* Dataset excerpts
******

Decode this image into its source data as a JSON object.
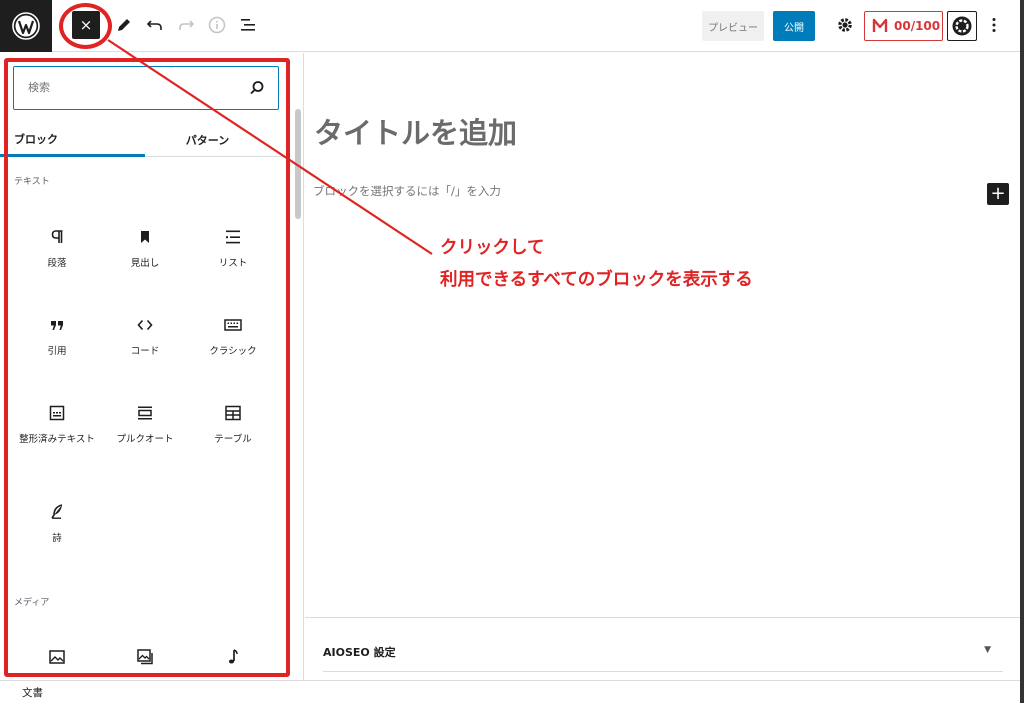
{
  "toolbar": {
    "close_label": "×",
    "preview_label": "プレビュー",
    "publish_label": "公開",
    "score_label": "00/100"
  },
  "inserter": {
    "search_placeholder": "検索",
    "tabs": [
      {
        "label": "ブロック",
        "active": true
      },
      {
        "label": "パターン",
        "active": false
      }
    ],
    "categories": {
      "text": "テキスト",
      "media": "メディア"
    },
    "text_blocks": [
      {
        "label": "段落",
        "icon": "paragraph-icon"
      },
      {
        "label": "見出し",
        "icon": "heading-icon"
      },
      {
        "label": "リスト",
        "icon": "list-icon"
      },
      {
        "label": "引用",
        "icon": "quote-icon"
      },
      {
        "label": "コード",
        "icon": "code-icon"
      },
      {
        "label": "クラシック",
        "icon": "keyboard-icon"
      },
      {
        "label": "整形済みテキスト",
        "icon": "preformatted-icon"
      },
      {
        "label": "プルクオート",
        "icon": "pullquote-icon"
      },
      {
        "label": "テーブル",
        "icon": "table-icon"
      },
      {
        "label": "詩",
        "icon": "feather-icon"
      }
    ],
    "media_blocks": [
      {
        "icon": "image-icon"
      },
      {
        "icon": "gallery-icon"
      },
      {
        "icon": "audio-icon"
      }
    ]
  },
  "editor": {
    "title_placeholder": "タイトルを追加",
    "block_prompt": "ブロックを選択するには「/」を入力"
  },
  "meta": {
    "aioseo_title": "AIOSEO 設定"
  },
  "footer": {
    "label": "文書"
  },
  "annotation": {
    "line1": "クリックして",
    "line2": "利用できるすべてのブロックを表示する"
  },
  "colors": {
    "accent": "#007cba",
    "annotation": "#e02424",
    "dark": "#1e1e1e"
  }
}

******

Extract all the data above exactly, excluding every picture.

Decode this image into its source data as a JSON object.
{
  "toolbar": {
    "close_label": "×",
    "preview_label": "プレビュー",
    "publish_label": "公開",
    "score_label": "00/100"
  },
  "inserter": {
    "search_placeholder": "検索",
    "tabs": [
      {
        "label": "ブロック",
        "active": true
      },
      {
        "label": "パターン",
        "active": false
      }
    ],
    "categories": {
      "text": "テキスト",
      "media": "メディア"
    },
    "text_blocks": [
      {
        "label": "段落",
        "icon": "paragraph-icon"
      },
      {
        "label": "見出し",
        "icon": "heading-icon"
      },
      {
        "label": "リスト",
        "icon": "list-icon"
      },
      {
        "label": "引用",
        "icon": "quote-icon"
      },
      {
        "label": "コード",
        "icon": "code-icon"
      },
      {
        "label": "クラシック",
        "icon": "keyboard-icon"
      },
      {
        "label": "整形済みテキスト",
        "icon": "preformatted-icon"
      },
      {
        "label": "プルクオート",
        "icon": "pullquote-icon"
      },
      {
        "label": "テーブル",
        "icon": "table-icon"
      },
      {
        "label": "詩",
        "icon": "feather-icon"
      }
    ],
    "media_blocks": [
      {
        "icon": "image-icon"
      },
      {
        "icon": "gallery-icon"
      },
      {
        "icon": "audio-icon"
      }
    ]
  },
  "editor": {
    "title_placeholder": "タイトルを追加",
    "block_prompt": "ブロックを選択するには「/」を入力"
  },
  "meta": {
    "aioseo_title": "AIOSEO 設定"
  },
  "footer": {
    "label": "文書"
  },
  "annotation": {
    "line1": "クリックして",
    "line2": "利用できるすべてのブロックを表示する"
  },
  "colors": {
    "accent": "#007cba",
    "annotation": "#e02424",
    "dark": "#1e1e1e"
  }
}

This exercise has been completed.